Task details: How many lines in the records below hold the string "jurídico"? Answer with the number alone.

Dataset records:
-- Begin --

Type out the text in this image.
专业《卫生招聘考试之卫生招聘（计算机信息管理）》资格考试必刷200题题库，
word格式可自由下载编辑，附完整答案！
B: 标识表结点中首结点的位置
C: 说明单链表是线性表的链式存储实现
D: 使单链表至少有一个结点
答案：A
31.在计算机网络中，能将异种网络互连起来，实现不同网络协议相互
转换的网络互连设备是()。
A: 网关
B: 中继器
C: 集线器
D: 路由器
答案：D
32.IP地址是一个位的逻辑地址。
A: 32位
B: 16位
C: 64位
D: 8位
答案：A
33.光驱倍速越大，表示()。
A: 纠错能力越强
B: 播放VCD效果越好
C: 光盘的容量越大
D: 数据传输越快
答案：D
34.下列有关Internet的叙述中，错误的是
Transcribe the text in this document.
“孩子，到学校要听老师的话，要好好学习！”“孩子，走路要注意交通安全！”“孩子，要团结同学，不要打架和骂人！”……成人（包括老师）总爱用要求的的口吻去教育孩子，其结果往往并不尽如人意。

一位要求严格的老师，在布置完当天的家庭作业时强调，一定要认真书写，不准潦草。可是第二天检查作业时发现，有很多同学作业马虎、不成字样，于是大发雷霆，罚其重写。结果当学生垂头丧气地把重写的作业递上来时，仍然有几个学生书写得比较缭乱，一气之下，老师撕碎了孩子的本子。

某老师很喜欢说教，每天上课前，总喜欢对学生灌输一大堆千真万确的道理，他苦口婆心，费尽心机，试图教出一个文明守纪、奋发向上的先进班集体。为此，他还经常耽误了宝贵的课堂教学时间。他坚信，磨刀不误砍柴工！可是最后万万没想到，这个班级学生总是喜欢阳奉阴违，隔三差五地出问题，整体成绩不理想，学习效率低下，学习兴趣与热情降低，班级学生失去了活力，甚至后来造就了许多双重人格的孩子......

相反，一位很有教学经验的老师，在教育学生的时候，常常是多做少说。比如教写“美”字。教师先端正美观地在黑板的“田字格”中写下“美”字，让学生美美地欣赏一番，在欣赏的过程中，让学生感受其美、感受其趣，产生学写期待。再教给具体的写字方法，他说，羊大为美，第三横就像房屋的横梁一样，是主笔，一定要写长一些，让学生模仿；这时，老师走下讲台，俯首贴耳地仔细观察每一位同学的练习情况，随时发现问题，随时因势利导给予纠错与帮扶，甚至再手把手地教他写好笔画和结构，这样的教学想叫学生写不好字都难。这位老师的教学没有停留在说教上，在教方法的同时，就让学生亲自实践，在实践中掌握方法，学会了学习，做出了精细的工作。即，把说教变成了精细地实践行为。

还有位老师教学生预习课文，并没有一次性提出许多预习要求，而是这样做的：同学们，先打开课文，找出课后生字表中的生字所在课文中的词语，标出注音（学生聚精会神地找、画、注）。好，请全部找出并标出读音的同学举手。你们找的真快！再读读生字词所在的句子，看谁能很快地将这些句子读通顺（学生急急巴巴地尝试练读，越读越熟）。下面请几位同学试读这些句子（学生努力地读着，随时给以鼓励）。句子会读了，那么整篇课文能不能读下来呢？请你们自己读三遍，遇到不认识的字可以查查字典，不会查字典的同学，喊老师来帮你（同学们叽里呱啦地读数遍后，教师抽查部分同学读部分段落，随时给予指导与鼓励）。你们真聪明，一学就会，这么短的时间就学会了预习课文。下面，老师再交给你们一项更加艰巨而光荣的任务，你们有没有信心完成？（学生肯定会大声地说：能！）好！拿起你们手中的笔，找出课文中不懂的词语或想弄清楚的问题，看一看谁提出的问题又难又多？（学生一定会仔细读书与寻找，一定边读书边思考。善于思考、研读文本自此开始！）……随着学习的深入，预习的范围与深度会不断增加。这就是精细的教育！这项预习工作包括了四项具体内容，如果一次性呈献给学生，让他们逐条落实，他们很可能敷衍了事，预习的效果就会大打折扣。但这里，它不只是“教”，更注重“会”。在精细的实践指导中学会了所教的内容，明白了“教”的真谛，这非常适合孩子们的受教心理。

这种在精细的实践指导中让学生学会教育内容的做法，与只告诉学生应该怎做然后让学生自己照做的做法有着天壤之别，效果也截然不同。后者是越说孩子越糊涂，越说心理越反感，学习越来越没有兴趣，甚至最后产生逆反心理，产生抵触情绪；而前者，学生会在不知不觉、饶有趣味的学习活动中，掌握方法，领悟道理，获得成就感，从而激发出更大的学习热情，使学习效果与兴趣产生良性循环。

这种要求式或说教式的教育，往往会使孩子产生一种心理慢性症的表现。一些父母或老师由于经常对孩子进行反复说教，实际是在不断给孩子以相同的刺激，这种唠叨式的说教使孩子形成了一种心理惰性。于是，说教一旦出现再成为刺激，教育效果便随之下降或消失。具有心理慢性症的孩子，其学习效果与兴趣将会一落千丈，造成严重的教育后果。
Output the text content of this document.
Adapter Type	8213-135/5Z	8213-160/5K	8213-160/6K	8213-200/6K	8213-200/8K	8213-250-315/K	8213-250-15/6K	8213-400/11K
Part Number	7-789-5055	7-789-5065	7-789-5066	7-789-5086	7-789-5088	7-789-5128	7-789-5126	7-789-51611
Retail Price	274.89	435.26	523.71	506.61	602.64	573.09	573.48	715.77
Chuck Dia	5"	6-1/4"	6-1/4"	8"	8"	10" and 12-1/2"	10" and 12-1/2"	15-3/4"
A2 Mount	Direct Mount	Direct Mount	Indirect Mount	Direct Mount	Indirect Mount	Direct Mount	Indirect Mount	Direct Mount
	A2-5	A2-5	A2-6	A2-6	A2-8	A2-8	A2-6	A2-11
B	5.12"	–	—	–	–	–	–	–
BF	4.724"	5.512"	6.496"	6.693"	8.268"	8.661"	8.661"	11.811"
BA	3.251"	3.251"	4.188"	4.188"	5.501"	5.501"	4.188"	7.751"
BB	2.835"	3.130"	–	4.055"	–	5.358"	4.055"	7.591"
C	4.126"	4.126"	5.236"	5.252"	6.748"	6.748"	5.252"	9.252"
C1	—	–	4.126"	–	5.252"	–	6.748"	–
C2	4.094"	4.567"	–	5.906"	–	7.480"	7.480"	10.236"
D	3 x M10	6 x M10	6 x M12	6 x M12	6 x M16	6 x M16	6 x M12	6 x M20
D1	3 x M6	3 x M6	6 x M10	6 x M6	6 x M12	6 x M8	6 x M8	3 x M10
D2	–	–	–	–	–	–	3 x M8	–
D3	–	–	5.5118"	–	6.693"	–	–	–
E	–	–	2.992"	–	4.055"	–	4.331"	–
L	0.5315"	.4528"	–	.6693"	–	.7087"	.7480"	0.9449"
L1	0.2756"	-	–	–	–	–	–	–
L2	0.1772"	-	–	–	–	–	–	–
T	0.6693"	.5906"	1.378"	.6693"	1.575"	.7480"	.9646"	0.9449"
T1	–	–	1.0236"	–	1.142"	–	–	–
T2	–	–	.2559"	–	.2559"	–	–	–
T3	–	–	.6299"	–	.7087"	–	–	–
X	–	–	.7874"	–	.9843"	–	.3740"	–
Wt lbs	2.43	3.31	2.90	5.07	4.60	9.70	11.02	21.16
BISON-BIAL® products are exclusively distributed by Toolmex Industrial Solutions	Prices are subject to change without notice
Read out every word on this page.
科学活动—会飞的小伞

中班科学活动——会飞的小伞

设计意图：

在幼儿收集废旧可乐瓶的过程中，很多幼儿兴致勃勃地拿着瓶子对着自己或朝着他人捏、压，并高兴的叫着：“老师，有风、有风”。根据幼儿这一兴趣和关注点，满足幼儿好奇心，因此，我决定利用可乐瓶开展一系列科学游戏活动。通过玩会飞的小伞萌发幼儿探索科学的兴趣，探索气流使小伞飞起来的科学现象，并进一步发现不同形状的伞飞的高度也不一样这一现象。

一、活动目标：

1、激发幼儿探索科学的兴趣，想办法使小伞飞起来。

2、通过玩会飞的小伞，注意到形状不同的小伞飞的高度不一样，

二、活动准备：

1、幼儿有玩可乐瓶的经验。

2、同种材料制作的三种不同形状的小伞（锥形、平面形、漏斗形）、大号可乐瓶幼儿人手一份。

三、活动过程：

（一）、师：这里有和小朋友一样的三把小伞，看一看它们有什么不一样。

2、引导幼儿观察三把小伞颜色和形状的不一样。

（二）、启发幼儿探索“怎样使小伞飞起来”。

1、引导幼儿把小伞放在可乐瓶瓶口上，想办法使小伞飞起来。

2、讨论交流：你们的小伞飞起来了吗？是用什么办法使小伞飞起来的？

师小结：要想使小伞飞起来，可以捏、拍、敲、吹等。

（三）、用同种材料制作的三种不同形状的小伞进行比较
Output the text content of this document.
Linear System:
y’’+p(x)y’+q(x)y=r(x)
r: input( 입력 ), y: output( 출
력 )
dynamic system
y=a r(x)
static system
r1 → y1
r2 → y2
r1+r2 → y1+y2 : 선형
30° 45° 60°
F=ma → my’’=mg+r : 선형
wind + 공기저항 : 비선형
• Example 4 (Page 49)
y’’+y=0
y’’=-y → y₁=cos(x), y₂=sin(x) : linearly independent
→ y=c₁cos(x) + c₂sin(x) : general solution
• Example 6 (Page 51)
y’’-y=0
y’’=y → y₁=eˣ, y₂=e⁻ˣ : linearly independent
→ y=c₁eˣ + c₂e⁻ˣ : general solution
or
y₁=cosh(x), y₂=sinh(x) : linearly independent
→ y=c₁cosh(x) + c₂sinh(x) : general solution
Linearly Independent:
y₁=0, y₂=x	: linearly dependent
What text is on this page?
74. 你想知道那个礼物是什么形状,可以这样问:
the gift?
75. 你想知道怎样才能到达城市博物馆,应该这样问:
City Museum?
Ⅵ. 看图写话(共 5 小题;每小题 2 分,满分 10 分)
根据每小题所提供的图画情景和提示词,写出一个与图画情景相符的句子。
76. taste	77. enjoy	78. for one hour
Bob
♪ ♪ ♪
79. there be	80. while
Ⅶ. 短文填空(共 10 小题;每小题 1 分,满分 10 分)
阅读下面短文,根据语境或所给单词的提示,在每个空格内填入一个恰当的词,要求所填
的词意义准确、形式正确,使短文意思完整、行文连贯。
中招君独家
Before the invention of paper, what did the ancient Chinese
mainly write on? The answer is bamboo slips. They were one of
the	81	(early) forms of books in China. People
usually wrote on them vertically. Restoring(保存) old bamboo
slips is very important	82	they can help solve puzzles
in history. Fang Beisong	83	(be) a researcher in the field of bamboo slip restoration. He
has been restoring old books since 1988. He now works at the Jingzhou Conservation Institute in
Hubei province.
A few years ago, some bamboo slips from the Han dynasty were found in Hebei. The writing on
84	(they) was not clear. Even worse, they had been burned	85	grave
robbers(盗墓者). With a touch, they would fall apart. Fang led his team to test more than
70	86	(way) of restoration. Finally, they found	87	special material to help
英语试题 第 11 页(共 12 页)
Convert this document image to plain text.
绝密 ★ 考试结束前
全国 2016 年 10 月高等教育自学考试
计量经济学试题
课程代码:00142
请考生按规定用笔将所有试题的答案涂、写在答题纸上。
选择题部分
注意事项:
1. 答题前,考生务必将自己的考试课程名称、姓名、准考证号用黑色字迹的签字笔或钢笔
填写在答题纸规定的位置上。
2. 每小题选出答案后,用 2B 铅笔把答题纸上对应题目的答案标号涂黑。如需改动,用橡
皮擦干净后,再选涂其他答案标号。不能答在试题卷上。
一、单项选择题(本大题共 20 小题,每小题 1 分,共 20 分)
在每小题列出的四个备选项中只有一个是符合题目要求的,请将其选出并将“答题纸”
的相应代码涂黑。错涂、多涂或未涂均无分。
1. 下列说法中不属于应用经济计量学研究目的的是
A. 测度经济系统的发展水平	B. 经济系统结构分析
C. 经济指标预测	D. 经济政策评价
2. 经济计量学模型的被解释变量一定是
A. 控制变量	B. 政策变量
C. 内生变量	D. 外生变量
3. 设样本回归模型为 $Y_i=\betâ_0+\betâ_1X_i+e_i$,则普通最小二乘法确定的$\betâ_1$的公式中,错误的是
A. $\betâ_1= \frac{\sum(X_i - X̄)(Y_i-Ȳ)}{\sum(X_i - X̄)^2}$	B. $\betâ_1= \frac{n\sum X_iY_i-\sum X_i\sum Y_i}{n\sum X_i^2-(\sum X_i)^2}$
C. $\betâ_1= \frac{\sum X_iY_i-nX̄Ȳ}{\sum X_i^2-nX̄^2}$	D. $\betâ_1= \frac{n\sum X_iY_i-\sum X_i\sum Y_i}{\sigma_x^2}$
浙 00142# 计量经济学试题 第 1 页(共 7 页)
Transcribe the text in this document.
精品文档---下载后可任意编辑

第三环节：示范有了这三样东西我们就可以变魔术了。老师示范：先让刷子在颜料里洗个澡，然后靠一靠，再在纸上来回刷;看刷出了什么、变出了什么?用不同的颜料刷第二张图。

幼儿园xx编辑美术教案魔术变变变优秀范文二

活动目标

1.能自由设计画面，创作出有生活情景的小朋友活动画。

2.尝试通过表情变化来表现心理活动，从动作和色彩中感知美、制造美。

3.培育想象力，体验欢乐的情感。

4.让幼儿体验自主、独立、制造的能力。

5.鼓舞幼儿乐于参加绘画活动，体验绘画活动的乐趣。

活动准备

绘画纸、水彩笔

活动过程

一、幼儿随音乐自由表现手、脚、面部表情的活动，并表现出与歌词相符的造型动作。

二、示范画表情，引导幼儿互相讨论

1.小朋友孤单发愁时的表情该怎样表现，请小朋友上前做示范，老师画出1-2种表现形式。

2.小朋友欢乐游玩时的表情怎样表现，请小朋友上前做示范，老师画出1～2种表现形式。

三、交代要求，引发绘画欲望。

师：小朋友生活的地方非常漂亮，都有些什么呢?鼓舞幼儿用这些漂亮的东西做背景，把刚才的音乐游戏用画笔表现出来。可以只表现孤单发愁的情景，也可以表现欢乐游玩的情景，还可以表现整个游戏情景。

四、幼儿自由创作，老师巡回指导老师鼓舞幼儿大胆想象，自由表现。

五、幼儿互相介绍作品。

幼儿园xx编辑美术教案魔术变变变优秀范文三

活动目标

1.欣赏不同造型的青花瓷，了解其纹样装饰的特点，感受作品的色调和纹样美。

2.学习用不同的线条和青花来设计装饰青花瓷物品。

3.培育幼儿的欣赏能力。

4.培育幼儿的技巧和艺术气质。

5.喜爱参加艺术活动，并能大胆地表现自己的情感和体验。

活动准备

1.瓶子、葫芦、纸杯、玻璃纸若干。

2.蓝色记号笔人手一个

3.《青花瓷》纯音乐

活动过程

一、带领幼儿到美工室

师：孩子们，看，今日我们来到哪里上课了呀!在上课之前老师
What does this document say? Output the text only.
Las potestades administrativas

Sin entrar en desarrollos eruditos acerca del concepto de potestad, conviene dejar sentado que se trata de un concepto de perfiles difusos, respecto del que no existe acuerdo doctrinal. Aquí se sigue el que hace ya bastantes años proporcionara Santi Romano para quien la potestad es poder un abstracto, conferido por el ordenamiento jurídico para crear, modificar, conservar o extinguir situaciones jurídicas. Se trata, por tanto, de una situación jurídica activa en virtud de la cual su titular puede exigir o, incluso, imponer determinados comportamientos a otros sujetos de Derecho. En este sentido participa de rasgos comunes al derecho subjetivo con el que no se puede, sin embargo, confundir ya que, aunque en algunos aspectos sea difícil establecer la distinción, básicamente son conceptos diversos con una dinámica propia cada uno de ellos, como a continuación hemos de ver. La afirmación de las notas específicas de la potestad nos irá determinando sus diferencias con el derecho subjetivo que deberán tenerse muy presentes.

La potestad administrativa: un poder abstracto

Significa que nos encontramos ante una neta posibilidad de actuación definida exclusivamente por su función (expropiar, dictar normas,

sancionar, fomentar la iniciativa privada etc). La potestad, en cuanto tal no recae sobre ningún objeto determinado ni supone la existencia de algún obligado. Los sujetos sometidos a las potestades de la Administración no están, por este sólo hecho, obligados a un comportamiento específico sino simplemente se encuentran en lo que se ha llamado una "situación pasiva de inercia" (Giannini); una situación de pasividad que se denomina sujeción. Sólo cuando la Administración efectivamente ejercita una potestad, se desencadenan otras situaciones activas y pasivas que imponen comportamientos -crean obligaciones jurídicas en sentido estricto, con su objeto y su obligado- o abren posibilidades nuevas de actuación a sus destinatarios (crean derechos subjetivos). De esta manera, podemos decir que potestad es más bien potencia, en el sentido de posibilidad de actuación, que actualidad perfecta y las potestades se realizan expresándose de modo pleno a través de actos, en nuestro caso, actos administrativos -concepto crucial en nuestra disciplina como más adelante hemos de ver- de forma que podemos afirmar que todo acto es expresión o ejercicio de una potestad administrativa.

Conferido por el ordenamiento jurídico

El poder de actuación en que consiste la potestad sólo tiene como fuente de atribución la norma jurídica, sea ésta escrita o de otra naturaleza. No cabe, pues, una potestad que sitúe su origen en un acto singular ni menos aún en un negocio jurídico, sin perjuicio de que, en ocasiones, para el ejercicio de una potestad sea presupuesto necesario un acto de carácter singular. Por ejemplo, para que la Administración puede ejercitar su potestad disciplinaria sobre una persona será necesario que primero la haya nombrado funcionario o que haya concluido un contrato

-- End --

Task solution: 3